Below are some records; return each one exactly.

********

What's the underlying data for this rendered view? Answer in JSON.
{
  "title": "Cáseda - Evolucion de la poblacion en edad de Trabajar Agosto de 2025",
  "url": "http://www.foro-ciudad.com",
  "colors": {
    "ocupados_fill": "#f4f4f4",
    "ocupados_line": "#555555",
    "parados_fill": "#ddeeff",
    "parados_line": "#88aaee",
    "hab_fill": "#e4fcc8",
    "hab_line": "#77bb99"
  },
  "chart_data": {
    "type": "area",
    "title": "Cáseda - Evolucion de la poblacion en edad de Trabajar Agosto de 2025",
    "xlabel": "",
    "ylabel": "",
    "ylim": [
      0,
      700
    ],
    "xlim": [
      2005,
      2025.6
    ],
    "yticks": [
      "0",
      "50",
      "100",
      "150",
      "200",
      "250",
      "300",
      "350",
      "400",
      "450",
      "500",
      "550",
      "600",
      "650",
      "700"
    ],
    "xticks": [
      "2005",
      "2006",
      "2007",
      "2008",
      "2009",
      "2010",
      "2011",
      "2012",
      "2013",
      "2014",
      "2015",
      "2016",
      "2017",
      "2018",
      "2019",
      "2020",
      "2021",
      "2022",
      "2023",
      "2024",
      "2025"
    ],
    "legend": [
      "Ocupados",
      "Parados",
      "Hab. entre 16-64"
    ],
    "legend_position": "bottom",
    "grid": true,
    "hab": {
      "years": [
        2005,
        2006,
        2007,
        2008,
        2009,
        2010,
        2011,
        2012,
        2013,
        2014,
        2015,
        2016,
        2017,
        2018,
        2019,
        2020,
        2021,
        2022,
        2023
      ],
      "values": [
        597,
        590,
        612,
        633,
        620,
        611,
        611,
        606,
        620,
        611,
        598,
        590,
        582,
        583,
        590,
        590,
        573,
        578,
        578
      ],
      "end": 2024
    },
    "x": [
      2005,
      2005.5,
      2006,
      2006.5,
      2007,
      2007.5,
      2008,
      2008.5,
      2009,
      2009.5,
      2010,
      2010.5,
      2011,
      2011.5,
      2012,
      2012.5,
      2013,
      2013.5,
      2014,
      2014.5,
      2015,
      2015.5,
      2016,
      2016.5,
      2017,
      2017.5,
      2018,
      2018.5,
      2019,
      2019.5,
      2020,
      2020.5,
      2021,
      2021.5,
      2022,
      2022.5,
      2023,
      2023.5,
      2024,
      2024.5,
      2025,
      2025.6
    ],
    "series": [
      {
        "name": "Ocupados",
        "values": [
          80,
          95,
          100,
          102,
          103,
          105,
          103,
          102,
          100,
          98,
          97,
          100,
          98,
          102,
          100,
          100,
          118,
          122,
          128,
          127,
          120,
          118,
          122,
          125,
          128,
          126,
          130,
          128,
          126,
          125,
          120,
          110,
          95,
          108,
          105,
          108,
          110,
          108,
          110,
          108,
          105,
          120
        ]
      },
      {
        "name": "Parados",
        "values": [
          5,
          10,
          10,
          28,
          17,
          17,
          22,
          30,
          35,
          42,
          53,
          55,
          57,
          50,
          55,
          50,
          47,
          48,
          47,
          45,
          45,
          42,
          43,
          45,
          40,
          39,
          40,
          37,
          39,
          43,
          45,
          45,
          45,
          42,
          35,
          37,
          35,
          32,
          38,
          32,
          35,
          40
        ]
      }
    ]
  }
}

********

Final answer:
What's the underlying data for this rendered view? Answer in JSON.
{
  "title": "Cáseda - Evolucion de la poblacion en edad de Trabajar Agosto de 2025",
  "url": "http://www.foro-ciudad.com",
  "colors": {
    "ocupados_fill": "#f4f4f4",
    "ocupados_line": "#555555",
    "parados_fill": "#ddeeff",
    "parados_line": "#88aaee",
    "hab_fill": "#e4fcc8",
    "hab_line": "#77bb99"
  },
  "chart_data": {
    "type": "area",
    "title": "Cáseda - Evolucion de la poblacion en edad de Trabajar Agosto de 2025",
    "xlabel": "",
    "ylabel": "",
    "ylim": [
      0,
      700
    ],
    "xlim": [
      2005,
      2025.6
    ],
    "yticks": [
      "0",
      "50",
      "100",
      "150",
      "200",
      "250",
      "300",
      "350",
      "400",
      "450",
      "500",
      "550",
      "600",
      "650",
      "700"
    ],
    "xticks": [
      "2005",
      "2006",
      "2007",
      "2008",
      "2009",
      "2010",
      "2011",
      "2012",
      "2013",
      "2014",
      "2015",
      "2016",
      "2017",
      "2018",
      "2019",
      "2020",
      "2021",
      "2022",
      "2023",
      "2024",
      "2025"
    ],
    "legend": [
      "Ocupados",
      "Parados",
      "Hab. entre 16-64"
    ],
    "legend_position": "bottom",
    "grid": true,
    "hab": {
      "years": [
        2005,
        2006,
        2007,
        2008,
        2009,
        2010,
        2011,
        2012,
        2013,
        2014,
        2015,
        2016,
        2017,
        2018,
        2019,
        2020,
        2021,
        2022,
        2023
      ],
      "values": [
        597,
        590,
        612,
        633,
        620,
        611,
        611,
        606,
        620,
        611,
        598,
        590,
        582,
        583,
        590,
        590,
        573,
        578,
        578
      ],
      "end": 2024
    },
    "x": [
      2005,
      2005.5,
      2006,
      2006.5,
      2007,
      2007.5,
      2008,
      2008.5,
      2009,
      2009.5,
      2010,
      2010.5,
      2011,
      2011.5,
      2012,
      2012.5,
      2013,
      2013.5,
      2014,
      2014.5,
      2015,
      2015.5,
      2016,
      2016.5,
      2017,
      2017.5,
      2018,
      2018.5,
      2019,
      2019.5,
      2020,
      2020.5,
      2021,
      2021.5,
      2022,
      2022.5,
      2023,
      2023.5,
      2024,
      2024.5,
      2025,
      2025.6
    ],
    "series": [
      {
        "name": "Ocupados",
        "values": [
          80,
          95,
          100,
          102,
          103,
          105,
          103,
          102,
          100,
          98,
          97,
          100,
          98,
          102,
          100,
          100,
          118,
          122,
          128,
          127,
          120,
          118,
          122,
          125,
          128,
          126,
          130,
          128,
          126,
          125,
          120,
          110,
          95,
          108,
          105,
          108,
          110,
          108,
          110,
          108,
          105,
          120
        ]
      },
      {
        "name": "Parados",
        "values": [
          5,
          10,
          10,
          28,
          17,
          17,
          22,
          30,
          35,
          42,
          53,
          55,
          57,
          50,
          55,
          50,
          47,
          48,
          47,
          45,
          45,
          42,
          43,
          45,
          40,
          39,
          40,
          37,
          39,
          43,
          45,
          45,
          45,
          42,
          35,
          37,
          35,
          32,
          38,
          32,
          35,
          40
        ]
      }
    ]
  }
}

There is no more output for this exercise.